= Exercise goal =
Make an exact copy of the data below, leaving out every picture.

= Information supplied =
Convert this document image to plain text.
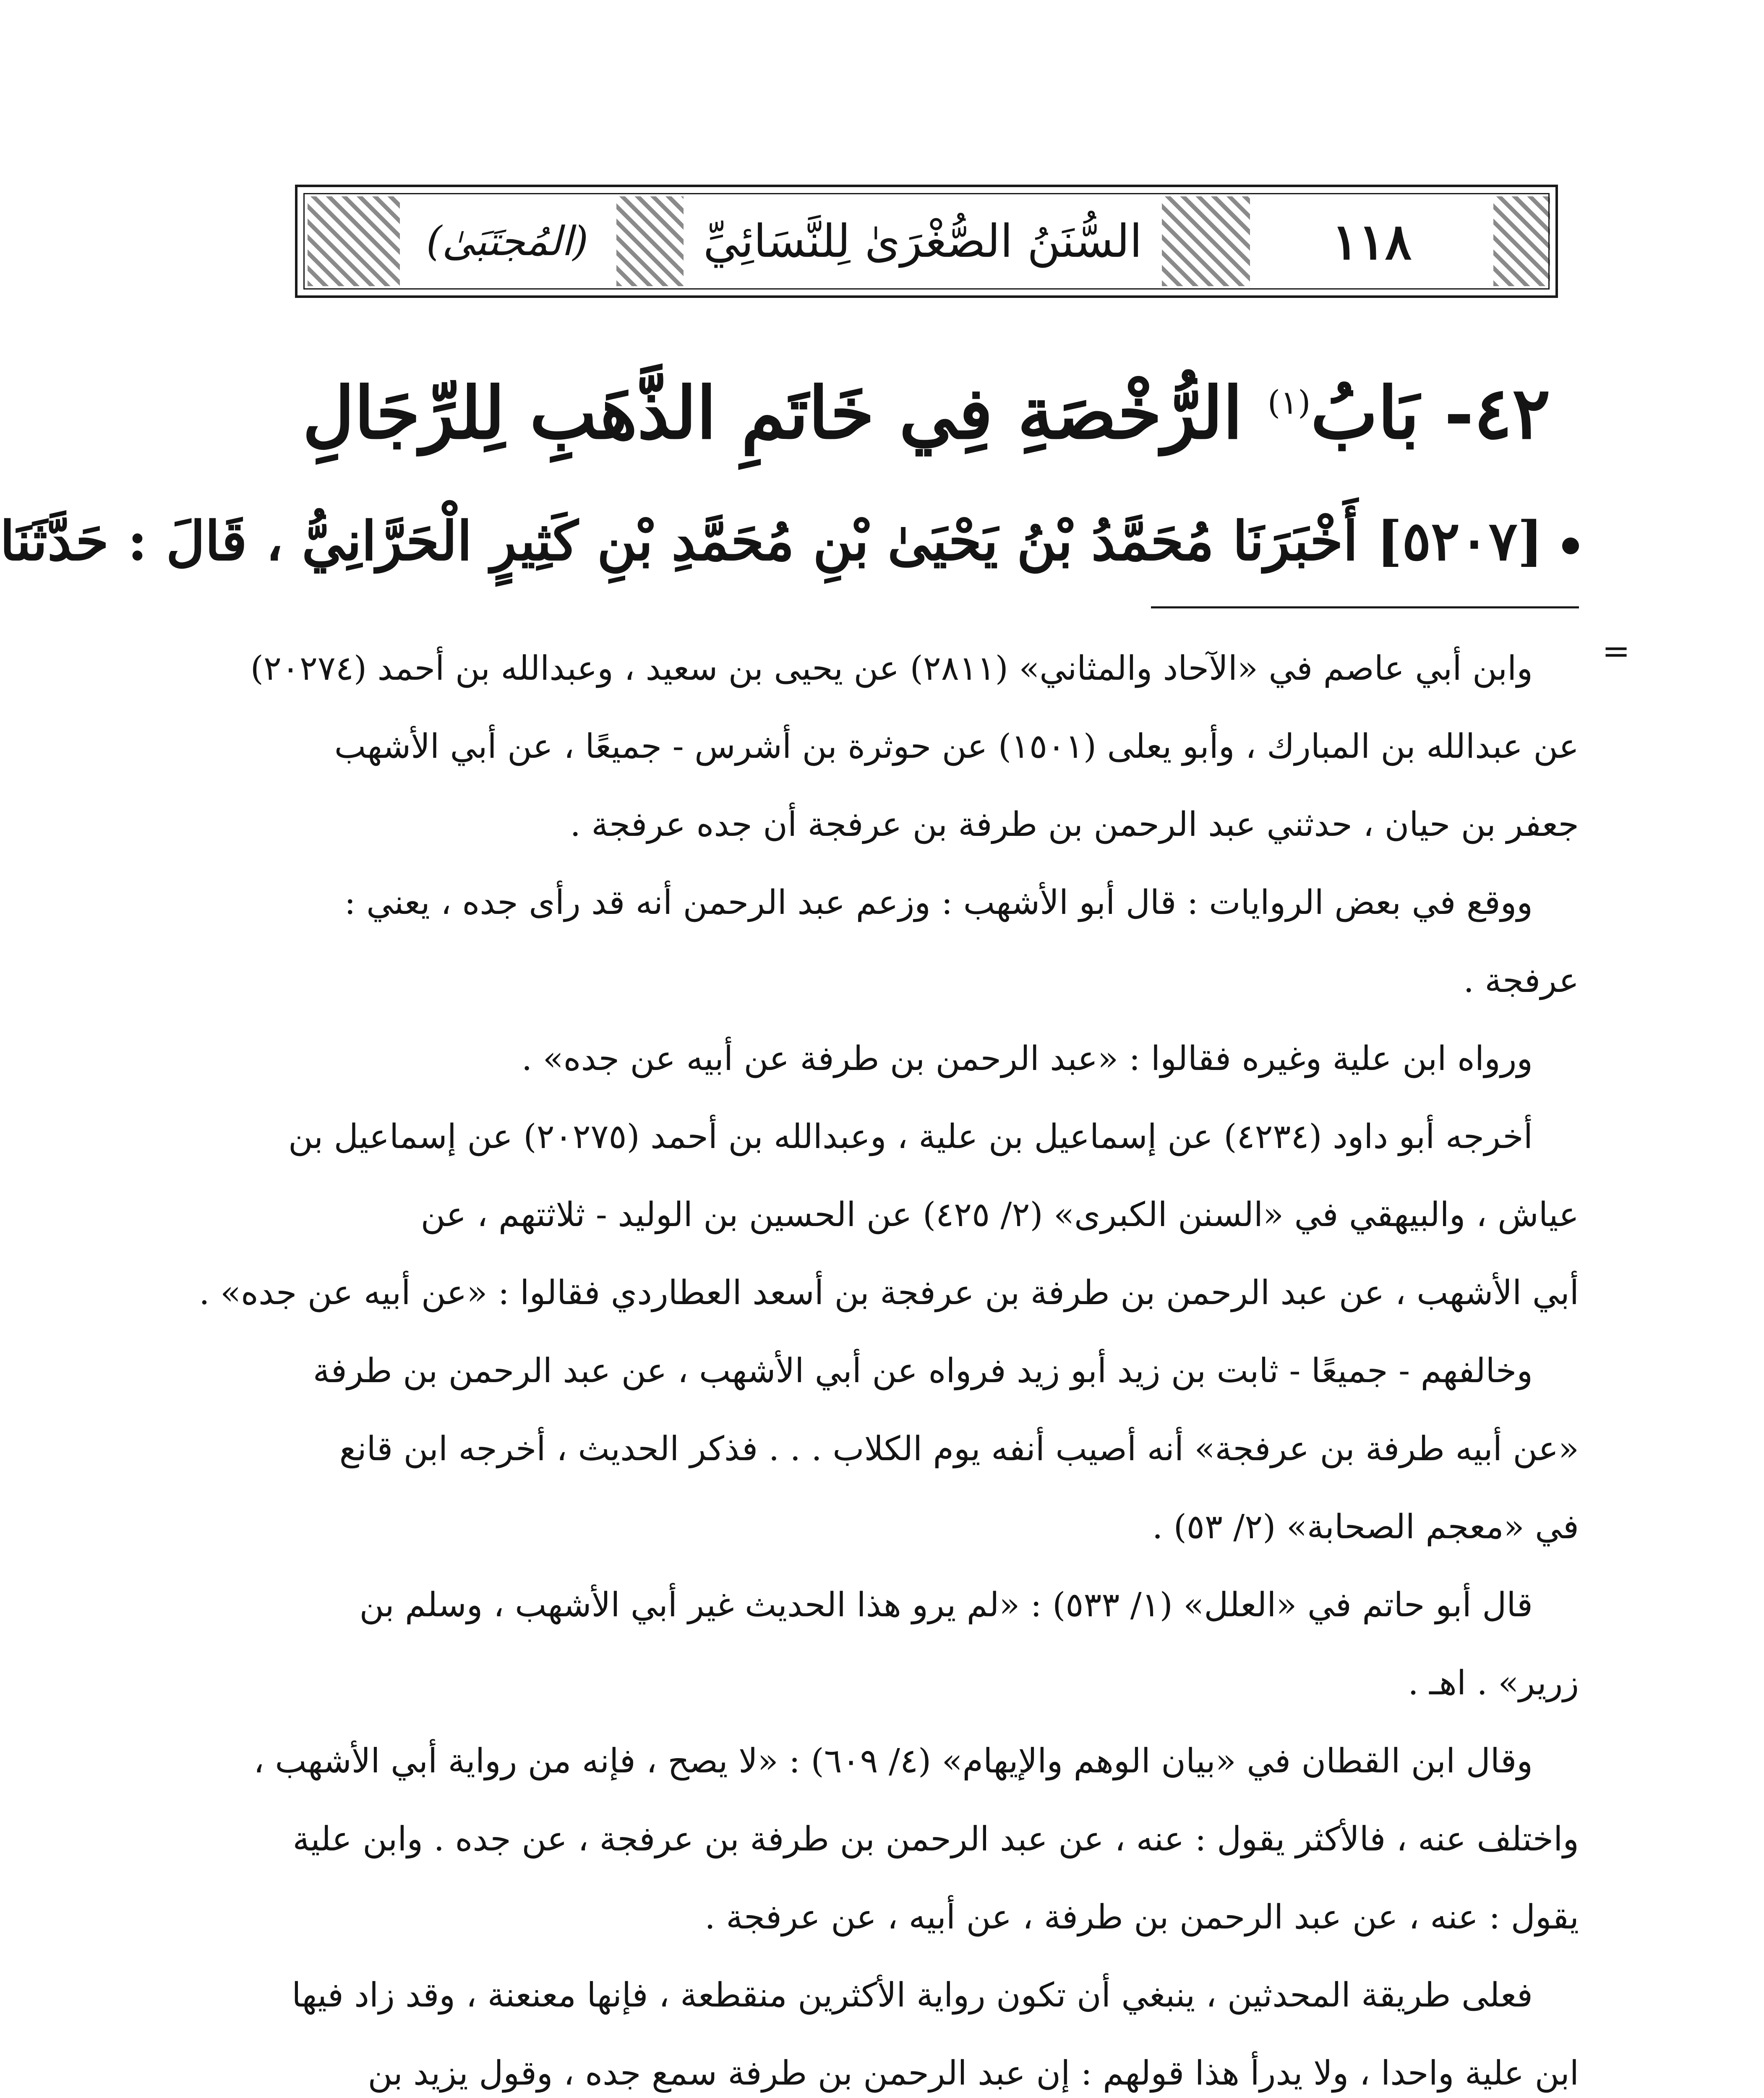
(المُجتَبَىٰ)	السُّنَنُ الصُّغْرَىٰ لِلنَّسَائِيِّ	١١٨
٤٢- بَابُ$^{(١)}$ الرُّخْصَةِ فِي خَاتَمِ الذَّهَبِ لِلرِّجَالِ
[٥٢٠٧] أَخْبَرَنَا مُحَمَّدُ بْنُ يَحْيَىٰ بْنِ مُحَمَّدِ بْنِ كَثِيرٍ الْحَرَّانِيُّ ، قَالَ : حَدَّثَنَا
=

وابن أبي عاصم في «الآحاد والمثاني» (٢٨١١) عن يحيى بن سعيد ، وعبدالله بن أحمد (٢٠٢٧٤)

عن عبدالله بن المبارك ، وأبو يعلى (١٥٠١) عن حوثرة بن أشرس - جميعًا ، عن أبي الأشهب

جعفر بن حيان ، حدثني عبد الرحمن بن طرفة بن عرفجة أن جده عرفجة .

ووقع في بعض الروايات : قال أبو الأشهب : وزعم عبد الرحمن أنه قد رأى جده ، يعني :

عرفجة .

ورواه ابن علية وغيره فقالوا : «عبد الرحمن بن طرفة عن أبيه عن جده» .

أخرجه أبو داود (٤٢٣٤) عن إسماعيل بن علية ، وعبدالله بن أحمد (٢٠٢٧٥) عن إسماعيل بن

عياش ، والبيهقي في «السنن الكبرى» (٢/ ٤٢٥) عن الحسين بن الوليد - ثلاثتهم ، عن

أبي الأشهب ، عن عبد الرحمن بن طرفة بن عرفجة بن أسعد العطاردي فقالوا : «عن أبيه عن جده» .

وخالفهم - جميعًا - ثابت بن زيد أبو زيد فرواه عن أبي الأشهب ، عن عبد الرحمن بن طرفة

«عن أبيه طرفة بن عرفجة» أنه أصيب أنفه يوم الكلاب . . . فذكر الحديث ، أخرجه ابن قانع

في «معجم الصحابة» (٢/ ٥٣) .

قال أبو حاتم في «العلل» (١/ ٥٣٣) : «لم يرو هذا الحديث غير أبي الأشهب ، وسلم بن

زرير» . اهـ .

وقال ابن القطان في «بيان الوهم والإيهام» (٤/ ٦٠٩) : «لا يصح ، فإنه من رواية أبي الأشهب ،

واختلف عنه ، فالأكثر يقول : عنه ، عن عبد الرحمن بن طرفة بن عرفجة ، عن جده . وابن علية

يقول : عنه ، عن عبد الرحمن بن طرفة ، عن أبيه ، عن عرفجة .

فعلى طريقة المحدثين ، ينبغي أن تكون رواية الأكثرين منقطعة ، فإنها معنعنة ، وقد زاد فيها

ابن علية واحدا ، ولا يدرأ هذا قولهم : إن عبد الرحمن بن طرفة سمع جده ، وقول يزيد بن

= Correct output =
Convert this document image to plain text.
(المُجتَبَىٰ)	السُّنَنُ الصُّغْرَىٰ لِلنَّسَائِيِّ	١١٨
٤٢- بَابُ$^{(١)}$ الرُّخْصَةِ فِي خَاتَمِ الذَّهَبِ لِلرِّجَالِ
[٥٢٠٧] أَخْبَرَنَا مُحَمَّدُ بْنُ يَحْيَىٰ بْنِ مُحَمَّدِ بْنِ كَثِيرٍ الْحَرَّانِيُّ ، قَالَ : حَدَّثَنَا
=

وابن أبي عاصم في «الآحاد والمثاني» (٢٨١١) عن يحيى بن سعيد ، وعبدالله بن أحمد (٢٠٢٧٤)

عن عبدالله بن المبارك ، وأبو يعلى (١٥٠١) عن حوثرة بن أشرس - جميعًا ، عن أبي الأشهب

جعفر بن حيان ، حدثني عبد الرحمن بن طرفة بن عرفجة أن جده عرفجة .

ووقع في بعض الروايات : قال أبو الأشهب : وزعم عبد الرحمن أنه قد رأى جده ، يعني :

عرفجة .

ورواه ابن علية وغيره فقالوا : «عبد الرحمن بن طرفة عن أبيه عن جده» .

أخرجه أبو داود (٤٢٣٤) عن إسماعيل بن علية ، وعبدالله بن أحمد (٢٠٢٧٥) عن إسماعيل بن

عياش ، والبيهقي في «السنن الكبرى» (٢/ ٤٢٥) عن الحسين بن الوليد - ثلاثتهم ، عن

أبي الأشهب ، عن عبد الرحمن بن طرفة بن عرفجة بن أسعد العطاردي فقالوا : «عن أبيه عن جده» .

وخالفهم - جميعًا - ثابت بن زيد أبو زيد فرواه عن أبي الأشهب ، عن عبد الرحمن بن طرفة

«عن أبيه طرفة بن عرفجة» أنه أصيب أنفه يوم الكلاب . . . فذكر الحديث ، أخرجه ابن قانع

في «معجم الصحابة» (٢/ ٥٣) .

قال أبو حاتم في «العلل» (١/ ٥٣٣) : «لم يرو هذا الحديث غير أبي الأشهب ، وسلم بن

زرير» . اهـ .

وقال ابن القطان في «بيان الوهم والإيهام» (٤/ ٦٠٩) : «لا يصح ، فإنه من رواية أبي الأشهب ،

واختلف عنه ، فالأكثر يقول : عنه ، عن عبد الرحمن بن طرفة بن عرفجة ، عن جده . وابن علية

يقول : عنه ، عن عبد الرحمن بن طرفة ، عن أبيه ، عن عرفجة .

فعلى طريقة المحدثين ، ينبغي أن تكون رواية الأكثرين منقطعة ، فإنها معنعنة ، وقد زاد فيها

ابن علية واحدا ، ولا يدرأ هذا قولهم : إن عبد الرحمن بن طرفة سمع جده ، وقول يزيد بن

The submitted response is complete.